Exercise instructions: Give back the full listing, character for character, with no pictures.

Data for this exercise:
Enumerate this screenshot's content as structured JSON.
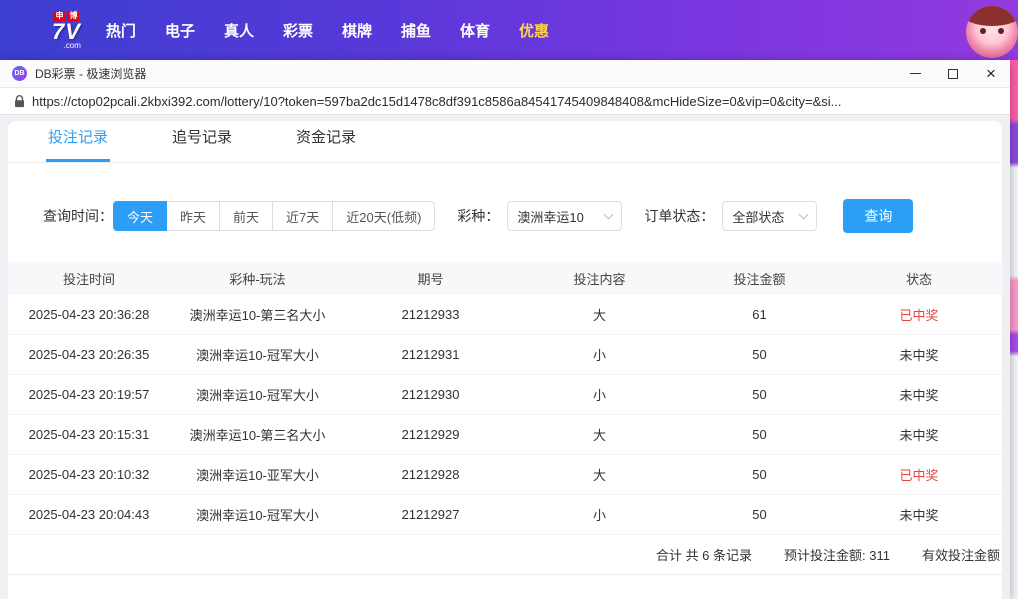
{
  "site_nav": {
    "logo_top_1": "申",
    "logo_top_2": "博",
    "logo_main": "7V",
    "logo_suffix": ".com",
    "items": [
      "热门",
      "电子",
      "真人",
      "彩票",
      "棋牌",
      "捕鱼",
      "体育",
      "优惠"
    ]
  },
  "browser": {
    "title": "DB彩票 - 极速浏览器",
    "favicon_text": "DB",
    "url": "https://ctop02pcali.2kbxi392.com/lottery/10?token=597ba2dc15d1478c8df391c8586a84541745409848408&mcHideSize=0&vip=0&city=&si...",
    "close_glyph": "×"
  },
  "tabs": [
    {
      "label": "投注记录",
      "active": true
    },
    {
      "label": "追号记录",
      "active": false
    },
    {
      "label": "资金记录",
      "active": false
    }
  ],
  "filters": {
    "time_label": "查询时间：",
    "time_options": [
      "今天",
      "昨天",
      "前天",
      "近7天",
      "近20天(低频)"
    ],
    "active_time": "今天",
    "lottery_label": "彩种：",
    "lottery_value": "澳洲幸运10",
    "status_label": "订单状态：",
    "status_value": "全部状态",
    "search_button": "查询"
  },
  "table": {
    "columns": [
      "投注时间",
      "彩种-玩法",
      "期号",
      "投注内容",
      "投注金额",
      "状态"
    ],
    "rows": [
      [
        "2025-04-23 20:36:28",
        "澳洲幸运10-第三名大小",
        "21212933",
        "大",
        "61",
        "已中奖"
      ],
      [
        "2025-04-23 20:26:35",
        "澳洲幸运10-冠军大小",
        "21212931",
        "小",
        "50",
        "未中奖"
      ],
      [
        "2025-04-23 20:19:57",
        "澳洲幸运10-冠军大小",
        "21212930",
        "小",
        "50",
        "未中奖"
      ],
      [
        "2025-04-23 20:15:31",
        "澳洲幸运10-第三名大小",
        "21212929",
        "大",
        "50",
        "未中奖"
      ],
      [
        "2025-04-23 20:10:32",
        "澳洲幸运10-亚军大小",
        "21212928",
        "大",
        "50",
        "已中奖"
      ],
      [
        "2025-04-23 20:04:43",
        "澳洲幸运10-冠军大小",
        "21212927",
        "小",
        "50",
        "未中奖"
      ]
    ]
  },
  "summary": {
    "total": "合计 共 6 条记录",
    "expected": "预计投注金额: 311",
    "valid": "有效投注金额"
  },
  "colors": {
    "accent": "#2b9ff6",
    "win_status": "#e54545",
    "nav_gradient_start": "#3c3fd0",
    "nav_gradient_end": "#913adf",
    "nav_highlight": "#ffd24d"
  }
}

The answer:
Enumerate this screenshot's content as structured JSON.
{
  "site_nav": {
    "logo_top_1": "申",
    "logo_top_2": "博",
    "logo_main": "7V",
    "logo_suffix": ".com",
    "items": [
      "热门",
      "电子",
      "真人",
      "彩票",
      "棋牌",
      "捕鱼",
      "体育",
      "优惠"
    ]
  },
  "browser": {
    "title": "DB彩票 - 极速浏览器",
    "favicon_text": "DB",
    "url": "https://ctop02pcali.2kbxi392.com/lottery/10?token=597ba2dc15d1478c8df391c8586a84541745409848408&mcHideSize=0&vip=0&city=&si...",
    "close_glyph": "×"
  },
  "tabs": [
    {
      "label": "投注记录",
      "active": true
    },
    {
      "label": "追号记录",
      "active": false
    },
    {
      "label": "资金记录",
      "active": false
    }
  ],
  "filters": {
    "time_label": "查询时间：",
    "time_options": [
      "今天",
      "昨天",
      "前天",
      "近7天",
      "近20天(低频)"
    ],
    "active_time": "今天",
    "lottery_label": "彩种：",
    "lottery_value": "澳洲幸运10",
    "status_label": "订单状态：",
    "status_value": "全部状态",
    "search_button": "查询"
  },
  "table": {
    "columns": [
      "投注时间",
      "彩种-玩法",
      "期号",
      "投注内容",
      "投注金额",
      "状态"
    ],
    "rows": [
      [
        "2025-04-23 20:36:28",
        "澳洲幸运10-第三名大小",
        "21212933",
        "大",
        "61",
        "已中奖"
      ],
      [
        "2025-04-23 20:26:35",
        "澳洲幸运10-冠军大小",
        "21212931",
        "小",
        "50",
        "未中奖"
      ],
      [
        "2025-04-23 20:19:57",
        "澳洲幸运10-冠军大小",
        "21212930",
        "小",
        "50",
        "未中奖"
      ],
      [
        "2025-04-23 20:15:31",
        "澳洲幸运10-第三名大小",
        "21212929",
        "大",
        "50",
        "未中奖"
      ],
      [
        "2025-04-23 20:10:32",
        "澳洲幸运10-亚军大小",
        "21212928",
        "大",
        "50",
        "已中奖"
      ],
      [
        "2025-04-23 20:04:43",
        "澳洲幸运10-冠军大小",
        "21212927",
        "小",
        "50",
        "未中奖"
      ]
    ]
  },
  "summary": {
    "total": "合计 共 6 条记录",
    "expected": "预计投注金额: 311",
    "valid": "有效投注金额"
  },
  "colors": {
    "accent": "#2b9ff6",
    "win_status": "#e54545",
    "nav_gradient_start": "#3c3fd0",
    "nav_gradient_end": "#913adf",
    "nav_highlight": "#ffd24d"
  }
}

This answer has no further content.